• To do: Set down, in full, every record in the block.

• Supplied data:
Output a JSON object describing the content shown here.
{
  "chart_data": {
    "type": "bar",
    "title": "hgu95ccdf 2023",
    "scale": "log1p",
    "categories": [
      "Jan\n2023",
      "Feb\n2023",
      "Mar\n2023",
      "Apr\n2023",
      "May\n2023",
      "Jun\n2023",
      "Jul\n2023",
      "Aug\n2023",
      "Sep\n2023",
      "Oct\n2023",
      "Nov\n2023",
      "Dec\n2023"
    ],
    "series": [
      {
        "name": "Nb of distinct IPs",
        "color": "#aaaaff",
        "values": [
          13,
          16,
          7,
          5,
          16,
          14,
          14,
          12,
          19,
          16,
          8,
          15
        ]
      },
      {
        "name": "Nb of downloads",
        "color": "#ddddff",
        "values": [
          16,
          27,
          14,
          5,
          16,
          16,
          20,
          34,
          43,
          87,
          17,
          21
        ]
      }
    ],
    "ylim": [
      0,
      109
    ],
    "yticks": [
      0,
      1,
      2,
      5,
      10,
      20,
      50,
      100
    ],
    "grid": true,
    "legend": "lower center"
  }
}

• Result below:
Output a JSON object describing the content shown here.
{
  "chart_data": {
    "type": "bar",
    "title": "hgu95ccdf 2023",
    "scale": "log1p",
    "categories": [
      "Jan\n2023",
      "Feb\n2023",
      "Mar\n2023",
      "Apr\n2023",
      "May\n2023",
      "Jun\n2023",
      "Jul\n2023",
      "Aug\n2023",
      "Sep\n2023",
      "Oct\n2023",
      "Nov\n2023",
      "Dec\n2023"
    ],
    "series": [
      {
        "name": "Nb of distinct IPs",
        "color": "#aaaaff",
        "values": [
          13,
          16,
          7,
          5,
          16,
          14,
          14,
          12,
          19,
          16,
          8,
          15
        ]
      },
      {
        "name": "Nb of downloads",
        "color": "#ddddff",
        "values": [
          16,
          27,
          14,
          5,
          16,
          16,
          20,
          34,
          43,
          87,
          17,
          21
        ]
      }
    ],
    "ylim": [
      0,
      109
    ],
    "yticks": [
      0,
      1,
      2,
      5,
      10,
      20,
      50,
      100
    ],
    "grid": true,
    "legend": "lower center"
  }
}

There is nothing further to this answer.